# [Exercise]
Go through the material below and copy all lines with "reading".
Start of Listed records
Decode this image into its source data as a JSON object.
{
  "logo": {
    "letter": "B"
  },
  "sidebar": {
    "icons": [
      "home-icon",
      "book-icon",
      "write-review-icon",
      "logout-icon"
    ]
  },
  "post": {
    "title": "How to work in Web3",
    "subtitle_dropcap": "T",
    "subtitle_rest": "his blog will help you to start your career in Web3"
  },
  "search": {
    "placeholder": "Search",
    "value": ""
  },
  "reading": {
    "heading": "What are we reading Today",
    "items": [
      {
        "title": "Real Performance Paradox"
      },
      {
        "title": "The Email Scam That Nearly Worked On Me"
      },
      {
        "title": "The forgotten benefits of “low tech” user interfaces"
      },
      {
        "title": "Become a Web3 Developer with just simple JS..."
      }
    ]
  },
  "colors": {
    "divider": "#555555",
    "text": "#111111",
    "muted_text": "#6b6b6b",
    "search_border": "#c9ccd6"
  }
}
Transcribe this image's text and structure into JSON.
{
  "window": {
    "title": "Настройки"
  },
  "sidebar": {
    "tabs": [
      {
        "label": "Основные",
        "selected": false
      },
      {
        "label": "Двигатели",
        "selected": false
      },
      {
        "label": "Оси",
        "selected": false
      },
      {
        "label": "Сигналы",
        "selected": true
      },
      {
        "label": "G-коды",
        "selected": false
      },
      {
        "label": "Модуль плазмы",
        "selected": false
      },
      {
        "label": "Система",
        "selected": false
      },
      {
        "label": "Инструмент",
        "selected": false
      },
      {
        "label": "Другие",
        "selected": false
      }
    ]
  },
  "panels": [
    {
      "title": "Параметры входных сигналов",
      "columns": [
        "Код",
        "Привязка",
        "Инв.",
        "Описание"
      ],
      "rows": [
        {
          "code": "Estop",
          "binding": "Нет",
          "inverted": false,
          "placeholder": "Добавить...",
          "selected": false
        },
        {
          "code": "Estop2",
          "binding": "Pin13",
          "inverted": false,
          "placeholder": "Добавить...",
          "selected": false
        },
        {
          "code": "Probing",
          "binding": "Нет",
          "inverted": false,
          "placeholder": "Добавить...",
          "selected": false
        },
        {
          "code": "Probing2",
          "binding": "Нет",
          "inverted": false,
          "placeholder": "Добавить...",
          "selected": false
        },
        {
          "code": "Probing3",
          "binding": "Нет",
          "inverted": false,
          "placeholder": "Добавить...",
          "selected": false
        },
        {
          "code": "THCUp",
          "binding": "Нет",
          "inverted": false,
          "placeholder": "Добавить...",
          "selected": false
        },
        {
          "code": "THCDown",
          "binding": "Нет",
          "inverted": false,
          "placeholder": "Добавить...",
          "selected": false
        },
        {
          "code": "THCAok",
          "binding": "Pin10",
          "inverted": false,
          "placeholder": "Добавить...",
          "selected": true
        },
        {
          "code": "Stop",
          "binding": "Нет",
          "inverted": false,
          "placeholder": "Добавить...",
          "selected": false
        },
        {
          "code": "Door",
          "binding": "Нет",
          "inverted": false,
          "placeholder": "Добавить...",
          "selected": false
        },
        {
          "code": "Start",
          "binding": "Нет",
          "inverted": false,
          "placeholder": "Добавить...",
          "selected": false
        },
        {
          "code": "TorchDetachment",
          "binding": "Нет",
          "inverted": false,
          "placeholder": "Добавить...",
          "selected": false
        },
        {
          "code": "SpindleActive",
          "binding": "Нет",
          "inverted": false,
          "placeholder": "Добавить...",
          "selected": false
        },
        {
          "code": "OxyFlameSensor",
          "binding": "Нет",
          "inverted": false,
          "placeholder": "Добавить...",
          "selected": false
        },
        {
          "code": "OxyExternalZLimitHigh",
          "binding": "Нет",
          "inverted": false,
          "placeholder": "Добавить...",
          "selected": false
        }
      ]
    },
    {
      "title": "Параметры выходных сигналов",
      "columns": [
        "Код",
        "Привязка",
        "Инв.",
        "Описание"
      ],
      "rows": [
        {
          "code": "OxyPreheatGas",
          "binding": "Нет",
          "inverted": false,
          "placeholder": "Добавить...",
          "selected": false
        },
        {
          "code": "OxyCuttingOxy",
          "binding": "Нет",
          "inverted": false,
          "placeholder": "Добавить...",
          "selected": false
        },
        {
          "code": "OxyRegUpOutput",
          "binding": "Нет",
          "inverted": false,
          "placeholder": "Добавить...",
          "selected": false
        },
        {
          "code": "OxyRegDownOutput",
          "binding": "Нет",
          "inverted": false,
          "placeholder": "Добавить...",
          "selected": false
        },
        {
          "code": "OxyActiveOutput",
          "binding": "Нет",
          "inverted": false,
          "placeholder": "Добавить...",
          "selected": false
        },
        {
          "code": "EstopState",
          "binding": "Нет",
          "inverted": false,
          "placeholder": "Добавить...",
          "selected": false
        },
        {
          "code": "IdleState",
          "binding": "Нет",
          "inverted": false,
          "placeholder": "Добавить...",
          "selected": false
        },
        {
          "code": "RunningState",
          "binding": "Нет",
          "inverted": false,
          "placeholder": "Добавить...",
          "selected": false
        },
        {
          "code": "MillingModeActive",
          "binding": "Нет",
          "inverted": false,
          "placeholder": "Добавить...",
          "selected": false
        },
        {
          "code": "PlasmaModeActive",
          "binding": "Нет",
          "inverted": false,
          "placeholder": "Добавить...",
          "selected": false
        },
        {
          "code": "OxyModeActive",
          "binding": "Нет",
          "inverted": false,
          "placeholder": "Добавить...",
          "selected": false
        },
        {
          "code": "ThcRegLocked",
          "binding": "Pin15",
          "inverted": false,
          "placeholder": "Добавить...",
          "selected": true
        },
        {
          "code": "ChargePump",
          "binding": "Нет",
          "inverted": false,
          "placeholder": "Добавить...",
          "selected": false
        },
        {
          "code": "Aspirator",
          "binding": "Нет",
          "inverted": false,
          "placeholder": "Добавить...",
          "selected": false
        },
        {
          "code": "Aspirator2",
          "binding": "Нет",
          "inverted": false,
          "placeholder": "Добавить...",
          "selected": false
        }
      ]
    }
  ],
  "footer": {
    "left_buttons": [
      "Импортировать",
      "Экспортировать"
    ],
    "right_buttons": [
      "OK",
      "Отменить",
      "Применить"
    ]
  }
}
End of Listed records
# [Solution]
  "reading": {
    "heading": "What are we reading Today",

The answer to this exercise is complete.